Stored records:

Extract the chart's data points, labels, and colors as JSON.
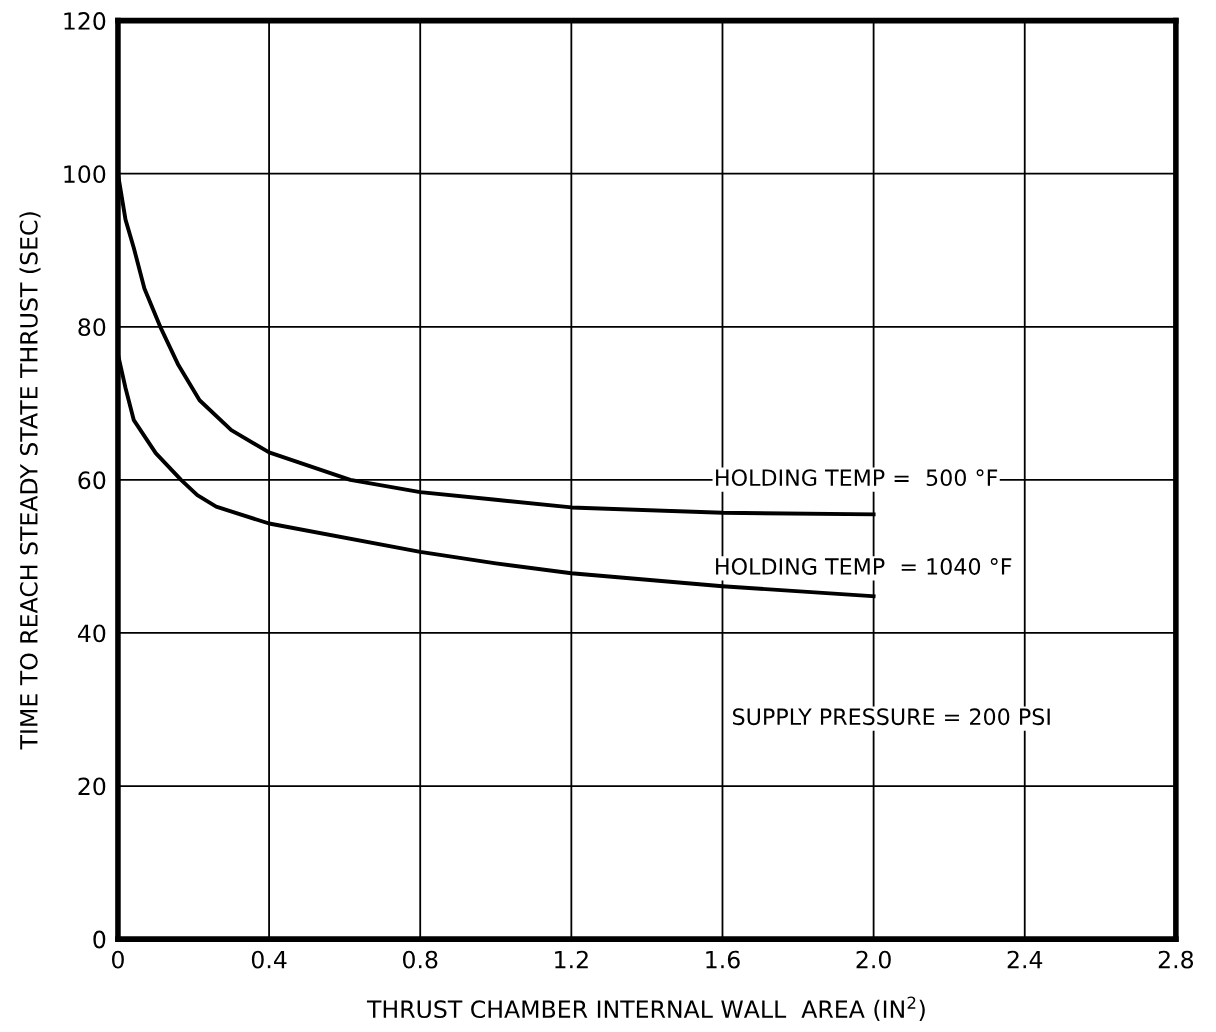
{
  "chart_data": {
    "type": "line",
    "xlabel": "THRUST CHAMBER INTERNAL WALL  AREA (IN$^{2}$)",
    "ylabel": "TIME TO REACH STEADY STATE THRUST (SEC)",
    "series": [
      {
        "name": "HOLDING TEMP =  500 °F",
        "color": "#000000",
        "x": [
          0,
          0.02,
          0.042,
          0.07,
          0.112,
          0.16,
          0.216,
          0.3,
          0.4,
          0.615,
          0.8,
          1.0,
          1.2,
          1.6,
          2.0
        ],
        "values": [
          100,
          94,
          90.3,
          85,
          80,
          75,
          70.4,
          66.5,
          63.6,
          60,
          58.4,
          57.4,
          56.4,
          55.7,
          55.5
        ]
      },
      {
        "name": "HOLDING TEMP  = 1040 °F",
        "color": "#000000",
        "x": [
          0,
          0.02,
          0.042,
          0.1,
          0.167,
          0.21,
          0.26,
          0.4,
          0.8,
          1.0,
          1.2,
          1.6,
          2.0
        ],
        "values": [
          76.4,
          72,
          67.8,
          63.5,
          60,
          58,
          56.5,
          54.3,
          50.6,
          49.1,
          47.8,
          46.1,
          44.8
        ]
      }
    ],
    "annotations": [
      "SUPPLY PRESSURE = 200 PSI"
    ],
    "xlim": [
      0,
      2.8
    ],
    "ylim": [
      0,
      120
    ],
    "xticks": [
      0,
      0.4,
      0.8,
      1.2,
      1.6,
      {
        "value": 2.0,
        "label": "2.0"
      },
      2.4,
      2.8
    ],
    "yticks": [
      0,
      20,
      40,
      60,
      80,
      100,
      120
    ],
    "grid": true,
    "marker": "none",
    "line_style": "solid"
  }
}
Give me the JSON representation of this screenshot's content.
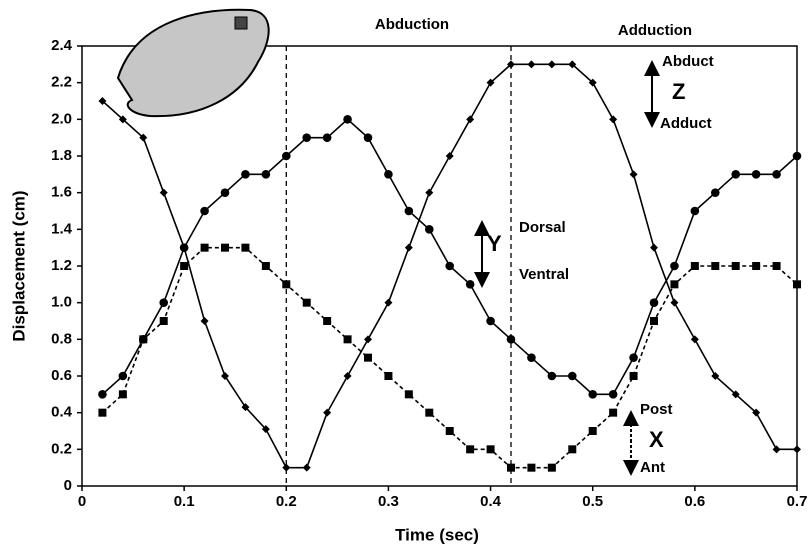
{
  "chart_data": {
    "type": "line",
    "x_label": "Time (sec)",
    "y_label": "Displacement (cm)",
    "x": [
      0.02,
      0.04,
      0.06,
      0.08,
      0.1,
      0.12,
      0.14,
      0.16,
      0.18,
      0.2,
      0.22,
      0.24,
      0.26,
      0.28,
      0.3,
      0.32,
      0.34,
      0.36,
      0.38,
      0.4,
      0.42,
      0.44,
      0.46,
      0.48,
      0.5,
      0.52,
      0.54,
      0.56,
      0.58,
      0.6,
      0.62,
      0.64,
      0.66,
      0.68,
      0.7
    ],
    "series": [
      {
        "marker": "diamond",
        "dashed": false,
        "color": "#000000",
        "values": [
          2.1,
          2.0,
          1.9,
          1.6,
          1.3,
          0.9,
          0.6,
          0.43,
          0.31,
          0.1,
          0.1,
          0.4,
          0.6,
          0.8,
          1.0,
          1.3,
          1.6,
          1.8,
          2.0,
          2.2,
          2.3,
          2.3,
          2.3,
          2.3,
          2.2,
          2.0,
          1.7,
          1.3,
          1.0,
          0.8,
          0.6,
          0.5,
          0.4,
          0.2,
          0.2
        ]
      },
      {
        "marker": "circle",
        "dashed": false,
        "color": "#000000",
        "values": [
          0.5,
          0.6,
          0.8,
          1.0,
          1.3,
          1.5,
          1.6,
          1.7,
          1.7,
          1.8,
          1.9,
          1.9,
          2.0,
          1.9,
          1.7,
          1.5,
          1.4,
          1.2,
          1.1,
          0.9,
          0.8,
          0.7,
          0.6,
          0.6,
          0.5,
          0.5,
          0.7,
          1.0,
          1.2,
          1.5,
          1.6,
          1.7,
          1.7,
          1.7,
          1.8
        ]
      },
      {
        "marker": "square",
        "dashed": true,
        "color": "#000000",
        "values": [
          0.4,
          0.5,
          0.8,
          0.9,
          1.2,
          1.3,
          1.3,
          1.3,
          1.2,
          1.1,
          1.0,
          0.9,
          0.8,
          0.7,
          0.6,
          0.5,
          0.4,
          0.3,
          0.2,
          0.2,
          0.1,
          0.1,
          0.1,
          0.2,
          0.3,
          0.4,
          0.6,
          0.9,
          1.1,
          1.2,
          1.2,
          1.2,
          1.2,
          1.2,
          1.1
        ]
      }
    ],
    "xlim": [
      0,
      0.7
    ],
    "xticks": [
      0,
      0.1,
      0.2,
      0.3,
      0.4,
      0.5,
      0.6,
      0.7
    ],
    "ylim": [
      0,
      2.4
    ],
    "yticks": [
      0,
      0.2,
      0.4,
      0.6,
      0.8,
      {
        "value": 1,
        "label": "1.0"
      },
      1.2,
      1.4,
      1.6,
      1.8,
      {
        "value": 2,
        "label": "2.0"
      },
      2.2,
      2.4
    ],
    "vlines": [
      0.2,
      0.42
    ],
    "phase_labels": [
      "Abduction",
      "Adduction"
    ],
    "annotations": [
      "Abduct",
      "Z",
      "Adduct",
      "Y",
      "Dorsal",
      "Ventral",
      "Post",
      "X",
      "Ant"
    ]
  }
}
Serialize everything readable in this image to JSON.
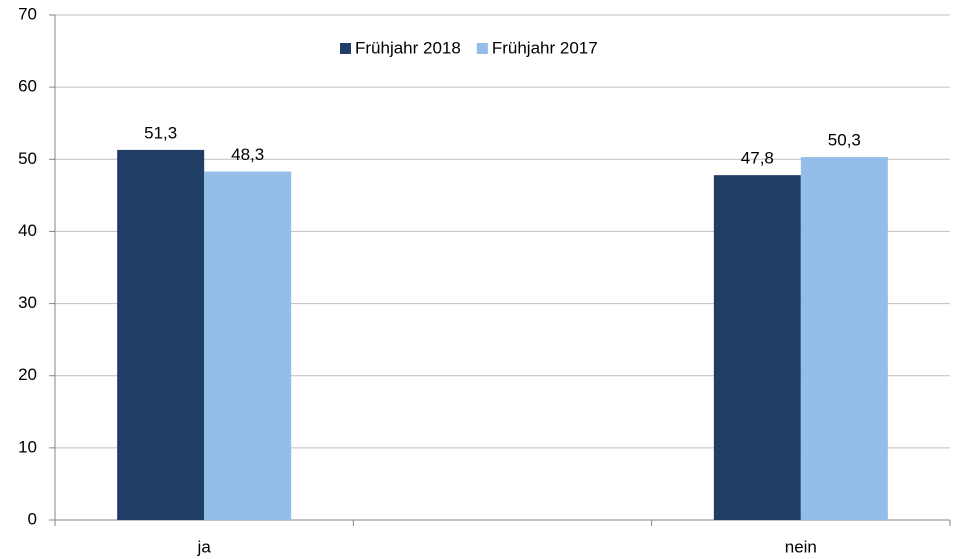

**Stated problem**
Write out the full set of lines verbatim, without the pictures.

**The response**
Extract the chart's data points, labels, and colors as JSON.
{
  "chart_data": {
    "type": "line",
    "xlabel": "THRUST CHAMBER INTERNAL WALL  AREA (IN$^{2}$)",
    "ylabel": "TIME TO REACH STEADY STATE THRUST (SEC)",
    "series": [
      {
        "name": "HOLDING TEMP =  500 °F",
        "color": "#000000",
        "x": [
          0,
          0.02,
          0.042,
          0.07,
          0.112,
          0.16,
          0.216,
          0.3,
          0.4,
          0.615,
          0.8,
          1.0,
          1.2,
          1.6,
          2.0
        ],
        "values": [
          100,
          94,
          90.3,
          85,
          80,
          75,
          70.4,
          66.5,
          63.6,
          60,
          58.4,
          57.4,
          56.4,
          55.7,
          55.5
        ]
      },
      {
        "name": "HOLDING TEMP  = 1040 °F",
        "color": "#000000",
        "x": [
          0,
          0.02,
          0.042,
          0.1,
          0.167,
          0.21,
          0.26,
          0.4,
          0.8,
          1.0,
          1.2,
          1.6,
          2.0
        ],
        "values": [
          76.4,
          72,
          67.8,
          63.5,
          60,
          58,
          56.5,
          54.3,
          50.6,
          49.1,
          47.8,
          46.1,
          44.8
        ]
      }
    ],
    "annotations": [
      "SUPPLY PRESSURE = 200 PSI"
    ],
    "xlim": [
      0,
      2.8
    ],
    "ylim": [
      0,
      120
    ],
    "xticks": [
      0,
      0.4,
      0.8,
      1.2,
      1.6,
      {
        "value": 2.0,
        "label": "2.0"
      },
      2.4,
      2.8
    ],
    "yticks": [
      0,
      20,
      40,
      60,
      80,
      100,
      120
    ],
    "grid": true,
    "marker": "none",
    "line_style": "solid"
  }
}
Give me the JSON representation of this screenshot's content.
{
  "chart_data": {
    "type": "line",
    "x_label": "Time (sec)",
    "y_label": "Displacement (cm)",
    "x": [
      0.02,
      0.04,
      0.06,
      0.08,
      0.1,
      0.12,
      0.14,
      0.16,
      0.18,
      0.2,
      0.22,
      0.24,
      0.26,
      0.28,
      0.3,
      0.32,
      0.34,
      0.36,
      0.38,
      0.4,
      0.42,
      0.44,
      0.46,
      0.48,
      0.5,
      0.52,
      0.54,
      0.56,
      0.58,
      0.6,
      0.62,
      0.64,
      0.66,
      0.68,
      0.7
    ],
    "series": [
      {
        "marker": "diamond",
        "dashed": false,
        "color": "#000000",
        "values": [
          2.1,
          2.0,
          1.9,
          1.6,
          1.3,
          0.9,
          0.6,
          0.43,
          0.31,
          0.1,
          0.1,
          0.4,
          0.6,
          0.8,
          1.0,
          1.3,
          1.6,
          1.8,
          2.0,
          2.2,
          2.3,
          2.3,
          2.3,
          2.3,
          2.2,
          2.0,
          1.7,
          1.3,
          1.0,
          0.8,
          0.6,
          0.5,
          0.4,
          0.2,
          0.2
        ]
      },
      {
        "marker": "circle",
        "dashed": false,
        "color": "#000000",
        "values": [
          0.5,
          0.6,
          0.8,
          1.0,
          1.3,
          1.5,
          1.6,
          1.7,
          1.7,
          1.8,
          1.9,
          1.9,
          2.0,
          1.9,
          1.7,
          1.5,
          1.4,
          1.2,
          1.1,
          0.9,
          0.8,
          0.7,
          0.6,
          0.6,
          0.5,
          0.5,
          0.7,
          1.0,
          1.2,
          1.5,
          1.6,
          1.7,
          1.7,
          1.7,
          1.8
        ]
      },
      {
        "marker": "square",
        "dashed": true,
        "color": "#000000",
        "values": [
          0.4,
          0.5,
          0.8,
          0.9,
          1.2,
          1.3,
          1.3,
          1.3,
          1.2,
          1.1,
          1.0,
          0.9,
          0.8,
          0.7,
          0.6,
          0.5,
          0.4,
          0.3,
          0.2,
          0.2,
          0.1,
          0.1,
          0.1,
          0.2,
          0.3,
          0.4,
          0.6,
          0.9,
          1.1,
          1.2,
          1.2,
          1.2,
          1.2,
          1.2,
          1.1
        ]
      }
    ],
    "xlim": [
      0,
      0.7
    ],
    "xticks": [
      0,
      0.1,
      0.2,
      0.3,
      0.4,
      0.5,
      0.6,
      0.7
    ],
    "ylim": [
      0,
      2.4
    ],
    "yticks": [
      0,
      0.2,
      0.4,
      0.6,
      0.8,
      {
        "value": 1,
        "label": "1.0"
      },
      1.2,
      1.4,
      1.6,
      1.8,
      {
        "value": 2,
        "label": "2.0"
      },
      2.2,
      2.4
    ],
    "vlines": [
      0.2,
      0.42
    ],
    "phase_labels": [
      "Abduction",
      "Adduction"
    ],
    "annotations": [
      "Abduct",
      "Z",
      "Adduct",
      "Y",
      "Dorsal",
      "Ventral",
      "Post",
      "X",
      "Ant"
    ]
  }
}
Serialize everything readable in this image to JSON.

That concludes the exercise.